Task requirements:
Images excluded, repeat each entry below exactly.

**** Supplied data ****

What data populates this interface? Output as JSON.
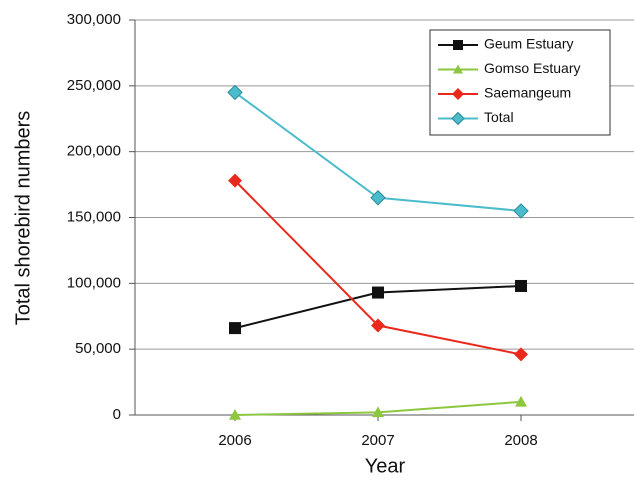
{
  "chart_data": {
    "type": "line",
    "ylabel": "Total shorebird numbers",
    "xlabel": "Year",
    "categories": [
      "2006",
      "2007",
      "2008"
    ],
    "series": [
      {
        "name": "Geum Estuary",
        "color": "#111111",
        "marker": "square",
        "values": [
          66000,
          93000,
          98000
        ]
      },
      {
        "name": "Gomso Estuary",
        "color": "#8dc63f",
        "marker": "triangle",
        "values": [
          0,
          2000,
          10000
        ]
      },
      {
        "name": "Saemangeum",
        "color": "#e8291c",
        "marker": "diamond",
        "values": [
          178000,
          68000,
          46000
        ]
      },
      {
        "name": "Total",
        "color": "#4bbccb",
        "marker": "diamond",
        "values": [
          245000,
          165000,
          155000
        ]
      }
    ],
    "ylim": [
      0,
      300000
    ],
    "yticks": [
      0,
      {
        "value": 50000,
        "label": "50,000"
      },
      {
        "value": 100000,
        "label": "100,000"
      },
      {
        "value": 150000,
        "label": "150,000"
      },
      {
        "value": 200000,
        "label": "200,000"
      },
      {
        "value": 250000,
        "label": "250,000"
      },
      {
        "value": 300000,
        "label": "300,000"
      }
    ],
    "grid": true,
    "legend": "upper right"
  }
}
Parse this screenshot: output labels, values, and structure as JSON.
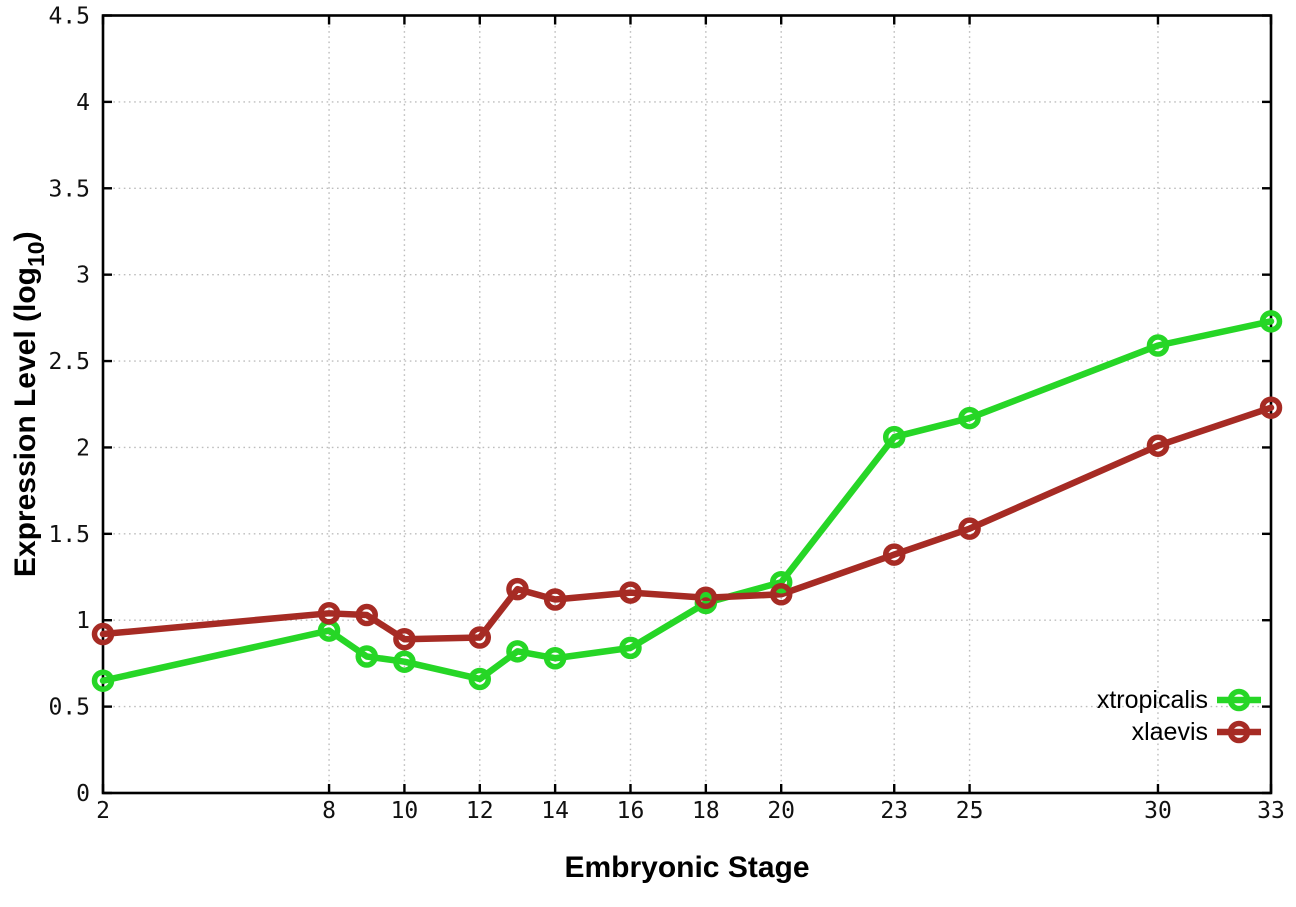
{
  "chart_data": {
    "type": "line",
    "title": "",
    "xlabel": "Embryonic Stage",
    "ylabel": {
      "pre": "Expression Level (log",
      "sub": "10",
      "post": ")"
    },
    "xlim": [
      2,
      33
    ],
    "ylim": [
      0,
      4.5
    ],
    "xticks": [
      2,
      8,
      10,
      12,
      14,
      16,
      18,
      20,
      23,
      25,
      30,
      33
    ],
    "yticks": [
      0,
      0.5,
      1,
      1.5,
      2,
      2.5,
      3,
      3.5,
      4,
      4.5
    ],
    "grid": true,
    "legend_position": "inside-bottom-right",
    "x": [
      2,
      8,
      9,
      10,
      12,
      13,
      14,
      16,
      18,
      20,
      23,
      25,
      30,
      33
    ],
    "series": [
      {
        "name": "xtropicalis",
        "color": "#26d626",
        "marker": "open-circle",
        "values": [
          0.65,
          0.94,
          0.79,
          0.76,
          0.66,
          0.82,
          0.78,
          0.84,
          1.1,
          1.22,
          2.06,
          2.17,
          2.59,
          2.73
        ]
      },
      {
        "name": "xlaevis",
        "color": "#a62b24",
        "marker": "open-circle",
        "values": [
          0.92,
          1.04,
          1.03,
          0.89,
          0.9,
          1.18,
          1.12,
          1.16,
          1.13,
          1.15,
          1.38,
          1.53,
          2.01,
          2.23
        ]
      }
    ],
    "style": {
      "grid_color": "#bdbdbd",
      "axis_color": "#000000",
      "background": "#ffffff",
      "line_width": 6.5,
      "marker_radius": 8.5,
      "marker_stroke": 5.5
    }
  }
}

****

Answer to this exercise:
What data populates this interface? Output as JSON.
{
  "chart_data": {
    "type": "line",
    "ylabel": "Total shorebird numbers",
    "xlabel": "Year",
    "categories": [
      "2006",
      "2007",
      "2008"
    ],
    "series": [
      {
        "name": "Geum Estuary",
        "color": "#111111",
        "marker": "square",
        "values": [
          66000,
          93000,
          98000
        ]
      },
      {
        "name": "Gomso Estuary",
        "color": "#8dc63f",
        "marker": "triangle",
        "values": [
          0,
          2000,
          10000
        ]
      },
      {
        "name": "Saemangeum",
        "color": "#e8291c",
        "marker": "diamond",
        "values": [
          178000,
          68000,
          46000
        ]
      },
      {
        "name": "Total",
        "color": "#4bbccb",
        "marker": "diamond",
        "values": [
          245000,
          165000,
          155000
        ]
      }
    ],
    "ylim": [
      0,
      300000
    ],
    "yticks": [
      0,
      {
        "value": 50000,
        "label": "50,000"
      },
      {
        "value": 100000,
        "label": "100,000"
      },
      {
        "value": 150000,
        "label": "150,000"
      },
      {
        "value": 200000,
        "label": "200,000"
      },
      {
        "value": 250000,
        "label": "250,000"
      },
      {
        "value": 300000,
        "label": "300,000"
      }
    ],
    "grid": true,
    "legend": "upper right"
  }
}
Parse this screenshot: output labels, values, and structure as JSON.
{
  "chart_data": {
    "type": "line",
    "title": "",
    "xlabel": "Embryonic Stage",
    "ylabel": {
      "pre": "Expression Level (log",
      "sub": "10",
      "post": ")"
    },
    "xlim": [
      2,
      33
    ],
    "ylim": [
      0,
      4.5
    ],
    "xticks": [
      2,
      8,
      10,
      12,
      14,
      16,
      18,
      20,
      23,
      25,
      30,
      33
    ],
    "yticks": [
      0,
      0.5,
      1,
      1.5,
      2,
      2.5,
      3,
      3.5,
      4,
      4.5
    ],
    "grid": true,
    "legend_position": "inside-bottom-right",
    "x": [
      2,
      8,
      9,
      10,
      12,
      13,
      14,
      16,
      18,
      20,
      23,
      25,
      30,
      33
    ],
    "series": [
      {
        "name": "xtropicalis",
        "color": "#26d626",
        "marker": "open-circle",
        "values": [
          0.65,
          0.94,
          0.79,
          0.76,
          0.66,
          0.82,
          0.78,
          0.84,
          1.1,
          1.22,
          2.06,
          2.17,
          2.59,
          2.73
        ]
      },
      {
        "name": "xlaevis",
        "color": "#a62b24",
        "marker": "open-circle",
        "values": [
          0.92,
          1.04,
          1.03,
          0.89,
          0.9,
          1.18,
          1.12,
          1.16,
          1.13,
          1.15,
          1.38,
          1.53,
          2.01,
          2.23
        ]
      }
    ],
    "style": {
      "grid_color": "#bdbdbd",
      "axis_color": "#000000",
      "background": "#ffffff",
      "line_width": 6.5,
      "marker_radius": 8.5,
      "marker_stroke": 5.5
    }
  }
}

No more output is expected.